— Start of Task input —
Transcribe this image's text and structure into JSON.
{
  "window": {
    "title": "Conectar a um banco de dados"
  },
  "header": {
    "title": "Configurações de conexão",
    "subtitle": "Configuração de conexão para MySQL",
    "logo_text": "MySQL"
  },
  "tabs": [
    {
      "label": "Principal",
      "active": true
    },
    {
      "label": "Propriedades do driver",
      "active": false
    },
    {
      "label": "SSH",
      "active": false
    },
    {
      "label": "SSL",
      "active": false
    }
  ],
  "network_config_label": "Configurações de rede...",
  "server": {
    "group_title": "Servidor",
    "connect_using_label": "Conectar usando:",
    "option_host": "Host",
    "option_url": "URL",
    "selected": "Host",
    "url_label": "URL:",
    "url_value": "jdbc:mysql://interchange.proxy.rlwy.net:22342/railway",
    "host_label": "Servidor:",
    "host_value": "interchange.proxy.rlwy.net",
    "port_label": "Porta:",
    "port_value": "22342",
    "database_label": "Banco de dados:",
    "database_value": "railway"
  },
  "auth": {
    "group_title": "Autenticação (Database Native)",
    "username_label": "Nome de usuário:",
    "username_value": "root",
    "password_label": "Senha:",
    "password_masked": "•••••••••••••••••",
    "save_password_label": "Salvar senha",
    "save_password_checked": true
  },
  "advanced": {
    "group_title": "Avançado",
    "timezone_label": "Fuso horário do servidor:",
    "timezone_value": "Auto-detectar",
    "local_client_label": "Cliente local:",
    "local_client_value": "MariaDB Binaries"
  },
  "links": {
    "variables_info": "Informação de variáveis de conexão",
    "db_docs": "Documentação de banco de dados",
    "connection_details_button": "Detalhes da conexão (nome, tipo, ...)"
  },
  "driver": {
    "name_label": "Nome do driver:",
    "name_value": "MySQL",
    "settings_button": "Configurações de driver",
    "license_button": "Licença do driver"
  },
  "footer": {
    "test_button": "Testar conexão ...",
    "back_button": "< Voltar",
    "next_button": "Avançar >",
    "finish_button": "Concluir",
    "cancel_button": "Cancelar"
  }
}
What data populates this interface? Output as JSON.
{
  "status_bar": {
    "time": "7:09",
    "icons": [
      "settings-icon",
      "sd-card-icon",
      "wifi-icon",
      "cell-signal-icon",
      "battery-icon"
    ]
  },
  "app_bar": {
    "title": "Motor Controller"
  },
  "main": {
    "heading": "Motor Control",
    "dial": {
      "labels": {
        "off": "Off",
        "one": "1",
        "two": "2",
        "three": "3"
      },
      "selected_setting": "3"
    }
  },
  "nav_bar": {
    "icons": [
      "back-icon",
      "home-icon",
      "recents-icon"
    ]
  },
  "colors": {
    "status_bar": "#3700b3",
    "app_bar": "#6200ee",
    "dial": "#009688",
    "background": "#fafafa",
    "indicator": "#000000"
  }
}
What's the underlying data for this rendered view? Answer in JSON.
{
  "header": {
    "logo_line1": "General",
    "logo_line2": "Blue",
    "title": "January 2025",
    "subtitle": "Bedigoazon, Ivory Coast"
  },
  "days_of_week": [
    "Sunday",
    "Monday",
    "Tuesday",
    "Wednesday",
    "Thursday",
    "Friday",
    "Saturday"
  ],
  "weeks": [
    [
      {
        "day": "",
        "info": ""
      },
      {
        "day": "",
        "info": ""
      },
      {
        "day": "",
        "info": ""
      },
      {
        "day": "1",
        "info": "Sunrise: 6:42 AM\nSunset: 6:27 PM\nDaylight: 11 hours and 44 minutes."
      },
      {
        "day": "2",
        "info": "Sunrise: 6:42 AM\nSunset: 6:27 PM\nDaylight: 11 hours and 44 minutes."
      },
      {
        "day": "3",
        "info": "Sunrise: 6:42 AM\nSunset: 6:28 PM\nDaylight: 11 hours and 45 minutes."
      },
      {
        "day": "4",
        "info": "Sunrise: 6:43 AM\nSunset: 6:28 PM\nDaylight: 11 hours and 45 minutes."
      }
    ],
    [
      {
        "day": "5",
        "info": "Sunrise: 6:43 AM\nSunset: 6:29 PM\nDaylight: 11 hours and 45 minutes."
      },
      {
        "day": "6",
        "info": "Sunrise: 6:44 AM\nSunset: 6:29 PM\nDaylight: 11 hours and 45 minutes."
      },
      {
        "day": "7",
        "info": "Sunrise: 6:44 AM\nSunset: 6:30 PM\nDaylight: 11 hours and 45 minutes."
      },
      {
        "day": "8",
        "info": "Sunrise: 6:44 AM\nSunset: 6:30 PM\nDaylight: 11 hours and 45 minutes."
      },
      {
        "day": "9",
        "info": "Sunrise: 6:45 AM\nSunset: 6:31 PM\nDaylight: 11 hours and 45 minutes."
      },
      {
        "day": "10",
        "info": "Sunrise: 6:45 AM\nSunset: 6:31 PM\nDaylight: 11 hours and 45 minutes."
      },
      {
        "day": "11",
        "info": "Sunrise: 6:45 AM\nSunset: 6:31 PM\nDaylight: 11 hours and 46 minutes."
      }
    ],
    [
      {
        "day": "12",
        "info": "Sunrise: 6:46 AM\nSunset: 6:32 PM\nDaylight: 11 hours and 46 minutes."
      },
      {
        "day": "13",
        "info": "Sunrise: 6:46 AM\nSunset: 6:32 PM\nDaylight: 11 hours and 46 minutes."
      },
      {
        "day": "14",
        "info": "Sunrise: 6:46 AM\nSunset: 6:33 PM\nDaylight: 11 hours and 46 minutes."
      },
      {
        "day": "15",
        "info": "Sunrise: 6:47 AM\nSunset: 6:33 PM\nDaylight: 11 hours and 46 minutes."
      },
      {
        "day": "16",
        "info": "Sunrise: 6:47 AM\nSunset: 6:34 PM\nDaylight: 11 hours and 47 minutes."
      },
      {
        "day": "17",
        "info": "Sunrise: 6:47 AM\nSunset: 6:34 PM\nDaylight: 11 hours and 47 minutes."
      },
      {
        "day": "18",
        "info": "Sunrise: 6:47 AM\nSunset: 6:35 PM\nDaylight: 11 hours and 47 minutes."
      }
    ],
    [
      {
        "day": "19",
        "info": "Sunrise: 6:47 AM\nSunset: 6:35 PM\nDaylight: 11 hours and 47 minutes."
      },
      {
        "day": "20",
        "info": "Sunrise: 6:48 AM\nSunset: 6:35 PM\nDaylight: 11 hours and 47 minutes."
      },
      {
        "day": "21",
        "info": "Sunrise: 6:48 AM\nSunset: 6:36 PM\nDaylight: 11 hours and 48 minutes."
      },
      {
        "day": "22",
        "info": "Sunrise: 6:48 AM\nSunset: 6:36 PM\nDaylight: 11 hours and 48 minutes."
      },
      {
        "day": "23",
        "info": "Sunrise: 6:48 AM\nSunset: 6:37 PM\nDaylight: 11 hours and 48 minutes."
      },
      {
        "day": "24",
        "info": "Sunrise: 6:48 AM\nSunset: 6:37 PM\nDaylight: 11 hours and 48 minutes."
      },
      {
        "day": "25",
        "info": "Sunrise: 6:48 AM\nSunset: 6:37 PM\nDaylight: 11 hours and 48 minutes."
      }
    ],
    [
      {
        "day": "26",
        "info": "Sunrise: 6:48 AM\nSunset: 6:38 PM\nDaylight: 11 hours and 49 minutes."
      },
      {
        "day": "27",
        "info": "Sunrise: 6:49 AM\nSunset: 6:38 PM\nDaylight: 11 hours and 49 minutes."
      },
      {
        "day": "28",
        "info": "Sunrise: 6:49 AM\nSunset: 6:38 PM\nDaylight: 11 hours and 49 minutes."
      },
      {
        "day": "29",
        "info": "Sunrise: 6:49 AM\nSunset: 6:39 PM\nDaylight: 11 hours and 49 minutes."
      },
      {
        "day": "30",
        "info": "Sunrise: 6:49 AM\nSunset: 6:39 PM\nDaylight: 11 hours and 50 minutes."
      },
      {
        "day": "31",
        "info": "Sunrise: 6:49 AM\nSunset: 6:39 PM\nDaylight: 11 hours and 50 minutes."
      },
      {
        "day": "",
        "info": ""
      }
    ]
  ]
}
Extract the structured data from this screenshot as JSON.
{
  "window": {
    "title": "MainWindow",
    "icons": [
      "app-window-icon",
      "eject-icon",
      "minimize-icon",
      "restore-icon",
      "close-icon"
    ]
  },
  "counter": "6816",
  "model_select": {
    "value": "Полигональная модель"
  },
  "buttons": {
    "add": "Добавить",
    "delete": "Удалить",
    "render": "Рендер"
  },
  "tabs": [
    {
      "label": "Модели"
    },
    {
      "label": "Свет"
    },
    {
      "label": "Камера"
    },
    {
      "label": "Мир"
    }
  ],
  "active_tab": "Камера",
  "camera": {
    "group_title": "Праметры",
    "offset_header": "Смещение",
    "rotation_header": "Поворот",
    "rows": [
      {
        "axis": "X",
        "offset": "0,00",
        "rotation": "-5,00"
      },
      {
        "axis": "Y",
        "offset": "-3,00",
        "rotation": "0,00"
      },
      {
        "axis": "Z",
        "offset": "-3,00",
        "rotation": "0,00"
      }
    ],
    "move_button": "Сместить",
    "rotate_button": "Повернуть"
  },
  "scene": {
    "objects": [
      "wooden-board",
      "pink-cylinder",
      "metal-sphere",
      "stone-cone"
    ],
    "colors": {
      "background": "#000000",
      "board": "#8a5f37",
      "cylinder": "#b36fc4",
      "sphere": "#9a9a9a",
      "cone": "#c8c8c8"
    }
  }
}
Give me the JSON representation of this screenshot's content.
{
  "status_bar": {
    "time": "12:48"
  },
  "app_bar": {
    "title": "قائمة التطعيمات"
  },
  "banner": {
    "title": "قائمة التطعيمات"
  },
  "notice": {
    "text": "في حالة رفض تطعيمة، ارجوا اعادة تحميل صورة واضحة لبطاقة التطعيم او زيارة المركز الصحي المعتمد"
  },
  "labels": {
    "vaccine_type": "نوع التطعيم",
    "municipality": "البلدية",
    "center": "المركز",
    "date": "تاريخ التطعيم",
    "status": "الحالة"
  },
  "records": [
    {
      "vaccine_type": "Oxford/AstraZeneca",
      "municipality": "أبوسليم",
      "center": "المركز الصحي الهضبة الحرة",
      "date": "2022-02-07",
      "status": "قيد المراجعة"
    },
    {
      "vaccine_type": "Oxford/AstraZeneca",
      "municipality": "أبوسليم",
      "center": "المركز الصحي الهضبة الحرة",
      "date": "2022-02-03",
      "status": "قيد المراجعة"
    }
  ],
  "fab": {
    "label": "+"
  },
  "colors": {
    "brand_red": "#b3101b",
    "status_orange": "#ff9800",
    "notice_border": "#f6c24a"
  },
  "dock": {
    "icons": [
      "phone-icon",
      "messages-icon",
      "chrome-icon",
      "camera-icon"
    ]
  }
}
— End of Task input —
_Directions for this task_:
Using the listing above, gather each line that holds the string "rlwy" and copy it.

_Written reply_:
    "url_value": "jdbc:mysql://interchange.proxy.rlwy.net:22342/railway",
    "host_value": "interchange.proxy.rlwy.net",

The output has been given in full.